Start Input data

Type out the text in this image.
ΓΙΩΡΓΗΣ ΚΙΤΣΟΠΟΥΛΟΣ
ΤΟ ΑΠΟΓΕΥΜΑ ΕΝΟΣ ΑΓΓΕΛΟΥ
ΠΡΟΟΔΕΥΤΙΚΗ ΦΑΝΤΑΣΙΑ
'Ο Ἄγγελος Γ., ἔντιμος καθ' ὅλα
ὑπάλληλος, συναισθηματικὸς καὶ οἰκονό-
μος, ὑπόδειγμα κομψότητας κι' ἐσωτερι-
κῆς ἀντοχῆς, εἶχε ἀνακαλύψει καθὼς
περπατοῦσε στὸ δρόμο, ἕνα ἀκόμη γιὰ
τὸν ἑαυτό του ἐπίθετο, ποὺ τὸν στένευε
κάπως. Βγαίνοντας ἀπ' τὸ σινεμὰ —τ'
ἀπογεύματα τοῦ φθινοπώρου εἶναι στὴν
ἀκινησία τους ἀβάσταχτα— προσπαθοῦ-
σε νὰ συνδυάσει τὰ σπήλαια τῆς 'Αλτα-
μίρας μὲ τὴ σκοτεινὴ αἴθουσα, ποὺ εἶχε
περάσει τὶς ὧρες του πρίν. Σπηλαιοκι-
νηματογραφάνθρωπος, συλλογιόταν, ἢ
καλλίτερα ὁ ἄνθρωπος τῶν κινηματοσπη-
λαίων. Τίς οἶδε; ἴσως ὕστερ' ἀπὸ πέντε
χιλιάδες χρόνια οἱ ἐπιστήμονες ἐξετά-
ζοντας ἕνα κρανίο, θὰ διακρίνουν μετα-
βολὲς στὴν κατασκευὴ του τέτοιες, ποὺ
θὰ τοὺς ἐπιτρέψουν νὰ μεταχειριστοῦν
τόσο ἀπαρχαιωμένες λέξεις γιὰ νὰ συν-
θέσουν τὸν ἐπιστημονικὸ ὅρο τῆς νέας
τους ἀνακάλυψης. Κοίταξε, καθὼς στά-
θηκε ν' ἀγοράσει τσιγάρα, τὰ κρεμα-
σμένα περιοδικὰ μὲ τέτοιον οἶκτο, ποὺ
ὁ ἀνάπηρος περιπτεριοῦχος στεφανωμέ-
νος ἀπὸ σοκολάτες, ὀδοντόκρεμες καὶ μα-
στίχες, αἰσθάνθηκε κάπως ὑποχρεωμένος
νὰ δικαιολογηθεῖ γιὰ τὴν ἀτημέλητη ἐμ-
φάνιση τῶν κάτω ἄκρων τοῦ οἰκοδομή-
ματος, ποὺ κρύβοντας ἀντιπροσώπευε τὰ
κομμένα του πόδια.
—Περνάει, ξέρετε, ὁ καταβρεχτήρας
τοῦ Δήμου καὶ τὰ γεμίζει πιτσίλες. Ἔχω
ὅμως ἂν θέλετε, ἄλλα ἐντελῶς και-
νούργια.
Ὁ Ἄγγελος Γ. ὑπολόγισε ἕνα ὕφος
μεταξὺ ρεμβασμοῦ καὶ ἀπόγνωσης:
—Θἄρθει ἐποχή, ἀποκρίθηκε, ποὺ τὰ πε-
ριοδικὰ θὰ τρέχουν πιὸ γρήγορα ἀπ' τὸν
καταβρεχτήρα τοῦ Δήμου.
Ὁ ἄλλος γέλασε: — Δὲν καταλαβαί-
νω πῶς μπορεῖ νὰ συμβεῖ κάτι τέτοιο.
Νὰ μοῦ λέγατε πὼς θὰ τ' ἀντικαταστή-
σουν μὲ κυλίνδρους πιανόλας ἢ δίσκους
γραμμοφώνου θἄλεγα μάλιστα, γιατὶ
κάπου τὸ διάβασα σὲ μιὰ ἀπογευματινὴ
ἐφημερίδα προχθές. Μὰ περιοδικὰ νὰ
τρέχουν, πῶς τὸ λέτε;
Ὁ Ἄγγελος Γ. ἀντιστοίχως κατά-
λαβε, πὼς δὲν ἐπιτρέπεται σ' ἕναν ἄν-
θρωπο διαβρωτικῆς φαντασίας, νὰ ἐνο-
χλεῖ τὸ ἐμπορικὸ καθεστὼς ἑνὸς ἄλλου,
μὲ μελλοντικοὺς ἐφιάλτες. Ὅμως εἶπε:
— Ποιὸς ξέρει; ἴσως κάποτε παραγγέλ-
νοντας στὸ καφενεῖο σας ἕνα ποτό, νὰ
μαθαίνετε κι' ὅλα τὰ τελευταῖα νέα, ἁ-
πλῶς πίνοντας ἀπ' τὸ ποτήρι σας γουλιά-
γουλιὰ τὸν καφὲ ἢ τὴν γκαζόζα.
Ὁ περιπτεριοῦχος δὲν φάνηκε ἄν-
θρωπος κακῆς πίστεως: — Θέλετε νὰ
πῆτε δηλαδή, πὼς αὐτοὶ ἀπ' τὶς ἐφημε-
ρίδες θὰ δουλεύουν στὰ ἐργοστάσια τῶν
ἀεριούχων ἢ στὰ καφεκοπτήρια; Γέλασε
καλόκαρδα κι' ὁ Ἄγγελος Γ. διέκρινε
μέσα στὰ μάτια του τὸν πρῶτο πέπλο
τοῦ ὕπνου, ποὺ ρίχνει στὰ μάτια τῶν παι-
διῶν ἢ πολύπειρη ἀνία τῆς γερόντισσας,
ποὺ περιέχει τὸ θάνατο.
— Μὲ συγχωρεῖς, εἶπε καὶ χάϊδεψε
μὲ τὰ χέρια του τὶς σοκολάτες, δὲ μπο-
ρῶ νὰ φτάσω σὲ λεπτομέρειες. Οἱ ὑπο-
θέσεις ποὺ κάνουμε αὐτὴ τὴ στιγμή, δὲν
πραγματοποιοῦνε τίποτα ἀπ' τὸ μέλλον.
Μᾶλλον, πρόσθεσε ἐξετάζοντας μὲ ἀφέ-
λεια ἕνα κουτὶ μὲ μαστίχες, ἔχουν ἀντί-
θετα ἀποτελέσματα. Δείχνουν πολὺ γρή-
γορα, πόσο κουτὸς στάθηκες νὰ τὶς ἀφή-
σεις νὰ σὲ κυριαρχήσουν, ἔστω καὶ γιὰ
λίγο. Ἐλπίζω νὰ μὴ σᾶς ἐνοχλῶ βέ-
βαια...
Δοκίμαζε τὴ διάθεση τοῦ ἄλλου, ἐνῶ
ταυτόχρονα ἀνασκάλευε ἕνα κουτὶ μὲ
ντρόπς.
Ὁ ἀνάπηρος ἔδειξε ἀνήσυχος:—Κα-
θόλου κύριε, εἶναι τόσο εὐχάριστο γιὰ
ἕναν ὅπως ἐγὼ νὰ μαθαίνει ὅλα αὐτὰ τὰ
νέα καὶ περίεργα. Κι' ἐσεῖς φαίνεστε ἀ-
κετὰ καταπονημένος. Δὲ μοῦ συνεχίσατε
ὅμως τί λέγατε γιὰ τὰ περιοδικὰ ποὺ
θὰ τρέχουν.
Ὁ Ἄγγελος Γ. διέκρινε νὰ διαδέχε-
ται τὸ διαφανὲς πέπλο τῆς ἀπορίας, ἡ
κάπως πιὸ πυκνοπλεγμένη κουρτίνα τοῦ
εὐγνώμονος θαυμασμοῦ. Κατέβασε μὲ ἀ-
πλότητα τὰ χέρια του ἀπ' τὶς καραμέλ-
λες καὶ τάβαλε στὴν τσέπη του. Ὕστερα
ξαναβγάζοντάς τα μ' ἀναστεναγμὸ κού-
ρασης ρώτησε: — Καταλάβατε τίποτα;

End Input data

» **Task brief**:
What is the number of lines in these records that contain "χέρια"? Reply with the number only.

» **Solution**:
2